What is being asked. Restate the whole listing exactly.

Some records
Begin

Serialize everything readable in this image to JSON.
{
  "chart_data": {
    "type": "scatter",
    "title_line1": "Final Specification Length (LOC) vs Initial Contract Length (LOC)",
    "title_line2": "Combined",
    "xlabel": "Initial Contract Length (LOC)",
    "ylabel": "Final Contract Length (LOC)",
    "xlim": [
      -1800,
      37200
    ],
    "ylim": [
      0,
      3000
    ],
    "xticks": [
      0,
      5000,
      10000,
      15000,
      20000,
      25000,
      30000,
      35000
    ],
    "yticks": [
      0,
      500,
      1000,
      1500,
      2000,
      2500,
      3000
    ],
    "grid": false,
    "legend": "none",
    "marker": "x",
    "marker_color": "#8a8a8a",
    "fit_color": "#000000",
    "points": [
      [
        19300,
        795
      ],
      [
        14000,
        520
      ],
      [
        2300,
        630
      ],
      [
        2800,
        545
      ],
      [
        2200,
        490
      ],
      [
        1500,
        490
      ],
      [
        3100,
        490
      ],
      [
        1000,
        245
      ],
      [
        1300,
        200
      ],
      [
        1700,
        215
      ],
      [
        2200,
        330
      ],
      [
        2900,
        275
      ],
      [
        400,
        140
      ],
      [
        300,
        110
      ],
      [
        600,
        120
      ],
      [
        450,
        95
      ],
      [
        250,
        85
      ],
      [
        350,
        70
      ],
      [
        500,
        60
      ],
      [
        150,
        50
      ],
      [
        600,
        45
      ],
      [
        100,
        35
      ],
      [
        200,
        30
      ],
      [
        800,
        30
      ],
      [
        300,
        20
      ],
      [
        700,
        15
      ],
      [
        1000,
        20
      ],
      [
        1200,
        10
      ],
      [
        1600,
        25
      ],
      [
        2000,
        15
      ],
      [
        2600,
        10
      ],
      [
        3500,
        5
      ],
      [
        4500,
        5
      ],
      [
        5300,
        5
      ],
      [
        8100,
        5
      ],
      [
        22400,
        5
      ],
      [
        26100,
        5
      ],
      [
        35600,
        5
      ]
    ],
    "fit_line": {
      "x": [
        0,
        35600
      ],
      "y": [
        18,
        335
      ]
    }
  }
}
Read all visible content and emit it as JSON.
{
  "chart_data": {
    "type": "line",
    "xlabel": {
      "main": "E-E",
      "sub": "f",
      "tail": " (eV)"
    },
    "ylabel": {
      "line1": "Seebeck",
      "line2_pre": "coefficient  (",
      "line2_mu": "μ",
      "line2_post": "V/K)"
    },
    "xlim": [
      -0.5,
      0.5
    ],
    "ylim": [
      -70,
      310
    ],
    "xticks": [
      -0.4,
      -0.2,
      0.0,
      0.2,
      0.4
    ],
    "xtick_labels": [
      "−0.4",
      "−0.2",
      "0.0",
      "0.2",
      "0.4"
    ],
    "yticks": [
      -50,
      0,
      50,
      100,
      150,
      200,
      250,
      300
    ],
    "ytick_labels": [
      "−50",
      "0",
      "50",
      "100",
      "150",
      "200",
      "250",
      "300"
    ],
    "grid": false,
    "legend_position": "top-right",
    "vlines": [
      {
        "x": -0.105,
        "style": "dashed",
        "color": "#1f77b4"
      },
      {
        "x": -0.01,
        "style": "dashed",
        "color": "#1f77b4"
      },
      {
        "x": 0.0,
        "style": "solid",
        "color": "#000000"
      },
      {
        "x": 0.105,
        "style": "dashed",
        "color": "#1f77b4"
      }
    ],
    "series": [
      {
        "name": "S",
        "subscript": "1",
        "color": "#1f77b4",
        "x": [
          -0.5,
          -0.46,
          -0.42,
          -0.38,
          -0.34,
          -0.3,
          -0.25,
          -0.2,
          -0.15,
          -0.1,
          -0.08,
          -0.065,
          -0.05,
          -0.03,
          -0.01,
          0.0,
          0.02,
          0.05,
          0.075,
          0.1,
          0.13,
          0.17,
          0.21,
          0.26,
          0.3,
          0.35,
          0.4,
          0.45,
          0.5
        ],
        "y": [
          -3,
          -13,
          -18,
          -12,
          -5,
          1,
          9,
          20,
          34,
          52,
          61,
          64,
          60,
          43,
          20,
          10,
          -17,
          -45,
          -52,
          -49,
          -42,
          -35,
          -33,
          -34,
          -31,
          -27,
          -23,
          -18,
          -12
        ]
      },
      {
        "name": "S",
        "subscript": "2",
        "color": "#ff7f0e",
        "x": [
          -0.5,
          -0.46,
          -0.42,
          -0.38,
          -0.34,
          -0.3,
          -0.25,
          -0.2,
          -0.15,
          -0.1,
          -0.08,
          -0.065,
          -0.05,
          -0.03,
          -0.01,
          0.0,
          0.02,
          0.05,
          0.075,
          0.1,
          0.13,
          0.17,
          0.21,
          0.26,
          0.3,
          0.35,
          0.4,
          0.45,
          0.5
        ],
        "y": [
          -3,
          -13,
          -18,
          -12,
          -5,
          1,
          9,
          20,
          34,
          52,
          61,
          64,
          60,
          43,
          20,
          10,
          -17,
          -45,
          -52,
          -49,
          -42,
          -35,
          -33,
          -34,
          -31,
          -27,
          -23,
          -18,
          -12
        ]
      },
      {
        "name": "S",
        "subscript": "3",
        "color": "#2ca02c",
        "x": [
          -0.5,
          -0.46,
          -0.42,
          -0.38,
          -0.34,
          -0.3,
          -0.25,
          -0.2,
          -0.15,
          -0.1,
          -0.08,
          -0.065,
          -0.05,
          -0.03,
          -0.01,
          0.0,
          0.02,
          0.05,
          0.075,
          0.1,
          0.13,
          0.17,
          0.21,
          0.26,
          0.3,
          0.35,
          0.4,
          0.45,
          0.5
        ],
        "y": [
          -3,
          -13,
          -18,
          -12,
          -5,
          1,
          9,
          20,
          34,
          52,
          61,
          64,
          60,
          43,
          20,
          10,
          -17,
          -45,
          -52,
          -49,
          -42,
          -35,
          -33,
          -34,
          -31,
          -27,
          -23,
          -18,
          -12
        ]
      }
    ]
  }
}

End

Written reply.
Serialize everything readable in this image to JSON.
{
  "chart_data": {
    "type": "scatter",
    "title_line1": "Final Specification Length (LOC) vs Initial Contract Length (LOC)",
    "title_line2": "Combined",
    "xlabel": "Initial Contract Length (LOC)",
    "ylabel": "Final Contract Length (LOC)",
    "xlim": [
      -1800,
      37200
    ],
    "ylim": [
      0,
      3000
    ],
    "xticks": [
      0,
      5000,
      10000,
      15000,
      20000,
      25000,
      30000,
      35000
    ],
    "yticks": [
      0,
      500,
      1000,
      1500,
      2000,
      2500,
      3000
    ],
    "grid": false,
    "legend": "none",
    "marker": "x",
    "marker_color": "#8a8a8a",
    "fit_color": "#000000",
    "points": [
      [
        19300,
        795
      ],
      [
        14000,
        520
      ],
      [
        2300,
        630
      ],
      [
        2800,
        545
      ],
      [
        2200,
        490
      ],
      [
        1500,
        490
      ],
      [
        3100,
        490
      ],
      [
        1000,
        245
      ],
      [
        1300,
        200
      ],
      [
        1700,
        215
      ],
      [
        2200,
        330
      ],
      [
        2900,
        275
      ],
      [
        400,
        140
      ],
      [
        300,
        110
      ],
      [
        600,
        120
      ],
      [
        450,
        95
      ],
      [
        250,
        85
      ],
      [
        350,
        70
      ],
      [
        500,
        60
      ],
      [
        150,
        50
      ],
      [
        600,
        45
      ],
      [
        100,
        35
      ],
      [
        200,
        30
      ],
      [
        800,
        30
      ],
      [
        300,
        20
      ],
      [
        700,
        15
      ],
      [
        1000,
        20
      ],
      [
        1200,
        10
      ],
      [
        1600,
        25
      ],
      [
        2000,
        15
      ],
      [
        2600,
        10
      ],
      [
        3500,
        5
      ],
      [
        4500,
        5
      ],
      [
        5300,
        5
      ],
      [
        8100,
        5
      ],
      [
        22400,
        5
      ],
      [
        26100,
        5
      ],
      [
        35600,
        5
      ]
    ],
    "fit_line": {
      "x": [
        0,
        35600
      ],
      "y": [
        18,
        335
      ]
    }
  }
}
Read all visible content and emit it as JSON.
{
  "chart_data": {
    "type": "line",
    "xlabel": {
      "main": "E-E",
      "sub": "f",
      "tail": " (eV)"
    },
    "ylabel": {
      "line1": "Seebeck",
      "line2_pre": "coefficient  (",
      "line2_mu": "μ",
      "line2_post": "V/K)"
    },
    "xlim": [
      -0.5,
      0.5
    ],
    "ylim": [
      -70,
      310
    ],
    "xticks": [
      -0.4,
      -0.2,
      0.0,
      0.2,
      0.4
    ],
    "xtick_labels": [
      "−0.4",
      "−0.2",
      "0.0",
      "0.2",
      "0.4"
    ],
    "yticks": [
      -50,
      0,
      50,
      100,
      150,
      200,
      250,
      300
    ],
    "ytick_labels": [
      "−50",
      "0",
      "50",
      "100",
      "150",
      "200",
      "250",
      "300"
    ],
    "grid": false,
    "legend_position": "top-right",
    "vlines": [
      {
        "x": -0.105,
        "style": "dashed",
        "color": "#1f77b4"
      },
      {
        "x": -0.01,
        "style": "dashed",
        "color": "#1f77b4"
      },
      {
        "x": 0.0,
        "style": "solid",
        "color": "#000000"
      },
      {
        "x": 0.105,
        "style": "dashed",
        "color": "#1f77b4"
      }
    ],
    "series": [
      {
        "name": "S",
        "subscript": "1",
        "color": "#1f77b4",
        "x": [
          -0.5,
          -0.46,
          -0.42,
          -0.38,
          -0.34,
          -0.3,
          -0.25,
          -0.2,
          -0.15,
          -0.1,
          -0.08,
          -0.065,
          -0.05,
          -0.03,
          -0.01,
          0.0,
          0.02,
          0.05,
          0.075,
          0.1,
          0.13,
          0.17,
          0.21,
          0.26,
          0.3,
          0.35,
          0.4,
          0.45,
          0.5
        ],
        "y": [
          -3,
          -13,
          -18,
          -12,
          -5,
          1,
          9,
          20,
          34,
          52,
          61,
          64,
          60,
          43,
          20,
          10,
          -17,
          -45,
          -52,
          -49,
          -42,
          -35,
          -33,
          -34,
          -31,
          -27,
          -23,
          -18,
          -12
        ]
      },
      {
        "name": "S",
        "subscript": "2",
        "color": "#ff7f0e",
        "x": [
          -0.5,
          -0.46,
          -0.42,
          -0.38,
          -0.34,
          -0.3,
          -0.25,
          -0.2,
          -0.15,
          -0.1,
          -0.08,
          -0.065,
          -0.05,
          -0.03,
          -0.01,
          0.0,
          0.02,
          0.05,
          0.075,
          0.1,
          0.13,
          0.17,
          0.21,
          0.26,
          0.3,
          0.35,
          0.4,
          0.45,
          0.5
        ],
        "y": [
          -3,
          -13,
          -18,
          -12,
          -5,
          1,
          9,
          20,
          34,
          52,
          61,
          64,
          60,
          43,
          20,
          10,
          -17,
          -45,
          -52,
          -49,
          -42,
          -35,
          -33,
          -34,
          -31,
          -27,
          -23,
          -18,
          -12
        ]
      },
      {
        "name": "S",
        "subscript": "3",
        "color": "#2ca02c",
        "x": [
          -0.5,
          -0.46,
          -0.42,
          -0.38,
          -0.34,
          -0.3,
          -0.25,
          -0.2,
          -0.15,
          -0.1,
          -0.08,
          -0.065,
          -0.05,
          -0.03,
          -0.01,
          0.0,
          0.02,
          0.05,
          0.075,
          0.1,
          0.13,
          0.17,
          0.21,
          0.26,
          0.3,
          0.35,
          0.4,
          0.45,
          0.5
        ],
        "y": [
          -3,
          -13,
          -18,
          -12,
          -5,
          1,
          9,
          20,
          34,
          52,
          61,
          64,
          60,
          43,
          20,
          10,
          -17,
          -45,
          -52,
          -49,
          -42,
          -35,
          -33,
          -34,
          -31,
          -27,
          -23,
          -18,
          -12
        ]
      }
    ]
  }
}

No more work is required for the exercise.